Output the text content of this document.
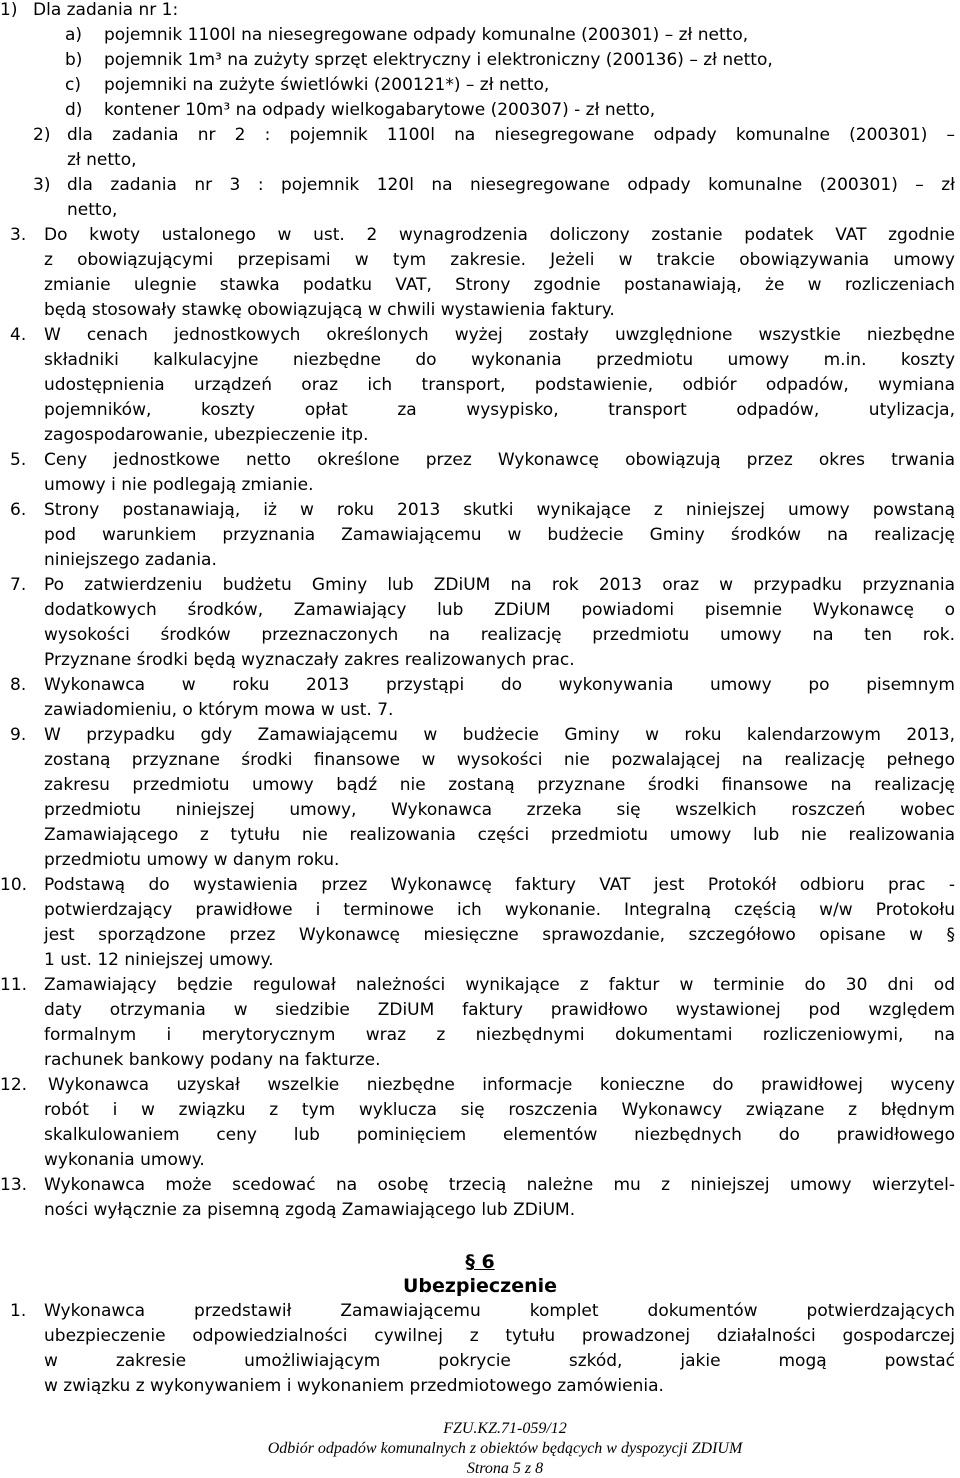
1) Dla zadania nr 1:
a) pojemnik 1100l na niesegregowane odpady komunalne (200301) – zł netto,
b) pojemnik 1m³ na zużyty sprzęt elektryczny i elektroniczny (200136) – zł netto,
c) pojemniki na zużyte świetlówki (200121*) – zł netto,
d) kontener 10m³ na odpady wielkogabarytowe (200307) - zł netto,
2) dla zadania nr 2 : pojemnik 1100l na niesegregowane odpady komunalne (200301) –
zł netto,
3) dla zadania nr 3 : pojemnik 120l na niesegregowane odpady komunalne (200301) – zł
netto,
3. Do kwoty ustalonego w ust. 2 wynagrodzenia doliczony zostanie podatek VAT zgodnie
z obowiązującymi przepisami w tym zakresie. Jeżeli w trakcie obowiązywania umowy
zmianie ulegnie stawka podatku VAT, Strony zgodnie postanawiają, że w rozliczeniach
będą stosowały stawkę obowiązującą w chwili wystawienia faktury.
4. W cenach jednostkowych określonych wyżej zostały uwzględnione wszystkie niezbędne
składniki kalkulacyjne niezbędne do wykonania przedmiotu umowy m.in. koszty
udostępnienia urządzeń oraz ich transport, podstawienie, odbiór odpadów, wymiana
pojemników, koszty opłat za wysypisko, transport odpadów, utylizacja,
zagospodarowanie, ubezpieczenie itp.
5. Ceny jednostkowe netto określone przez Wykonawcę obowiązują przez okres trwania
umowy i nie podlegają zmianie.
6. Strony postanawiają, iż w roku 2013 skutki wynikające z niniejszej umowy powstaną
pod warunkiem przyznania Zamawiającemu w budżecie Gminy środków na realizację
niniejszego zadania.
7. Po zatwierdzeniu budżetu Gminy lub ZDiUM na rok 2013 oraz w przypadku przyznania
dodatkowych środków, Zamawiający lub ZDiUM powiadomi pisemnie Wykonawcę o
wysokości środków przeznaczonych na realizację przedmiotu umowy na ten rok.
Przyznane środki będą wyznaczały zakres realizowanych prac.
8. Wykonawca w roku 2013 przystąpi do wykonywania umowy po pisemnym
zawiadomieniu, o którym mowa w ust. 7.
9. W przypadku gdy Zamawiającemu w budżecie Gminy w roku kalendarzowym 2013,
zostaną przyznane środki finansowe w wysokości nie pozwalającej na realizację pełnego
zakresu przedmiotu umowy bądź nie zostaną przyznane środki finansowe na realizację
przedmiotu niniejszej umowy, Wykonawca zrzeka się wszelkich roszczeń wobec
Zamawiającego z tytułu nie realizowania części przedmiotu umowy lub nie realizowania
przedmiotu umowy w danym roku.
10. Podstawą do wystawienia przez Wykonawcę faktury VAT jest Protokół odbioru prac -
potwierdzający prawidłowe i terminowe ich wykonanie. Integralną częścią w/w Protokołu
jest sporządzone przez Wykonawcę miesięczne sprawozdanie, szczegółowo opisane w §
1 ust. 12 niniejszej umowy.
11. Zamawiający będzie regulował należności wynikające z faktur w terminie do 30 dni od
daty otrzymania w siedzibie ZDiUM faktury prawidłowo wystawionej pod względem
formalnym i merytorycznym wraz z niezbędnymi dokumentami rozliczeniowymi, na
rachunek bankowy podany na fakturze.
12. Wykonawca uzyskał wszelkie niezbędne informacje konieczne do prawidłowej wyceny
robót i w związku z tym wyklucza się roszczenia Wykonawcy związane z błędnym
skalkulowaniem ceny lub pominięciem elementów niezbędnych do prawidłowego
wykonania umowy.
13. Wykonawca może scedować na osobę trzecią należne mu z niniejszej umowy wierzytel-
ności wyłącznie za pisemną zgodą Zamawiającego lub ZDiUM.
§ 6
Ubezpieczenie
1. Wykonawca przedstawił Zamawiającemu komplet dokumentów potwierdzających
ubezpieczenie odpowiedzialności cywilnej z tytułu prowadzonej działalności gospodarczej
w zakresie umożliwiającym pokrycie szkód, jakie mogą powstać
w związku z wykonywaniem i wykonaniem przedmiotowego zamówienia.
FZU.KZ.71-059/12
Odbiór odpadów komunalnych z obiektów będących w dyspozycji ZDIUM
Strona 5 z 8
_ _ _
In the copy, include no pictures; restate the listing above exactly.

Right answer>
Output the text content of this document.
1) Dla zadania nr 1:
a) pojemnik 1100l na niesegregowane odpady komunalne (200301) – zł netto,
b) pojemnik 1m³ na zużyty sprzęt elektryczny i elektroniczny (200136) – zł netto,
c) pojemniki na zużyte świetlówki (200121*) – zł netto,
d) kontener 10m³ na odpady wielkogabarytowe (200307) - zł netto,
2) dla zadania nr 2 : pojemnik 1100l na niesegregowane odpady komunalne (200301) –
zł netto,
3) dla zadania nr 3 : pojemnik 120l na niesegregowane odpady komunalne (200301) – zł
netto,
3. Do kwoty ustalonego w ust. 2 wynagrodzenia doliczony zostanie podatek VAT zgodnie
z obowiązującymi przepisami w tym zakresie. Jeżeli w trakcie obowiązywania umowy
zmianie ulegnie stawka podatku VAT, Strony zgodnie postanawiają, że w rozliczeniach
będą stosowały stawkę obowiązującą w chwili wystawienia faktury.
4. W cenach jednostkowych określonych wyżej zostały uwzględnione wszystkie niezbędne
składniki kalkulacyjne niezbędne do wykonania przedmiotu umowy m.in. koszty
udostępnienia urządzeń oraz ich transport, podstawienie, odbiór odpadów, wymiana
pojemników, koszty opłat za wysypisko, transport odpadów, utylizacja,
zagospodarowanie, ubezpieczenie itp.
5. Ceny jednostkowe netto określone przez Wykonawcę obowiązują przez okres trwania
umowy i nie podlegają zmianie.
6. Strony postanawiają, iż w roku 2013 skutki wynikające z niniejszej umowy powstaną
pod warunkiem przyznania Zamawiającemu w budżecie Gminy środków na realizację
niniejszego zadania.
7. Po zatwierdzeniu budżetu Gminy lub ZDiUM na rok 2013 oraz w przypadku przyznania
dodatkowych środków, Zamawiający lub ZDiUM powiadomi pisemnie Wykonawcę o
wysokości środków przeznaczonych na realizację przedmiotu umowy na ten rok.
Przyznane środki będą wyznaczały zakres realizowanych prac.
8. Wykonawca w roku 2013 przystąpi do wykonywania umowy po pisemnym
zawiadomieniu, o którym mowa w ust. 7.
9. W przypadku gdy Zamawiającemu w budżecie Gminy w roku kalendarzowym 2013,
zostaną przyznane środki finansowe w wysokości nie pozwalającej na realizację pełnego
zakresu przedmiotu umowy bądź nie zostaną przyznane środki finansowe na realizację
przedmiotu niniejszej umowy, Wykonawca zrzeka się wszelkich roszczeń wobec
Zamawiającego z tytułu nie realizowania części przedmiotu umowy lub nie realizowania
przedmiotu umowy w danym roku.
10. Podstawą do wystawienia przez Wykonawcę faktury VAT jest Protokół odbioru prac -
potwierdzający prawidłowe i terminowe ich wykonanie. Integralną częścią w/w Protokołu
jest sporządzone przez Wykonawcę miesięczne sprawozdanie, szczegółowo opisane w §
1 ust. 12 niniejszej umowy.
11. Zamawiający będzie regulował należności wynikające z faktur w terminie do 30 dni od
daty otrzymania w siedzibie ZDiUM faktury prawidłowo wystawionej pod względem
formalnym i merytorycznym wraz z niezbędnymi dokumentami rozliczeniowymi, na
rachunek bankowy podany na fakturze.
12. Wykonawca uzyskał wszelkie niezbędne informacje konieczne do prawidłowej wyceny
robót i w związku z tym wyklucza się roszczenia Wykonawcy związane z błędnym
skalkulowaniem ceny lub pominięciem elementów niezbędnych do prawidłowego
wykonania umowy.
13. Wykonawca może scedować na osobę trzecią należne mu z niniejszej umowy wierzytel-
ności wyłącznie za pisemną zgodą Zamawiającego lub ZDiUM.
§ 6
Ubezpieczenie
1. Wykonawca przedstawił Zamawiającemu komplet dokumentów potwierdzających
ubezpieczenie odpowiedzialności cywilnej z tytułu prowadzonej działalności gospodarczej
w zakresie umożliwiającym pokrycie szkód, jakie mogą powstać
w związku z wykonywaniem i wykonaniem przedmiotowego zamówienia.
FZU.KZ.71-059/12
Odbiór odpadów komunalnych z obiektów będących w dyspozycji ZDIUM
Strona 5 z 8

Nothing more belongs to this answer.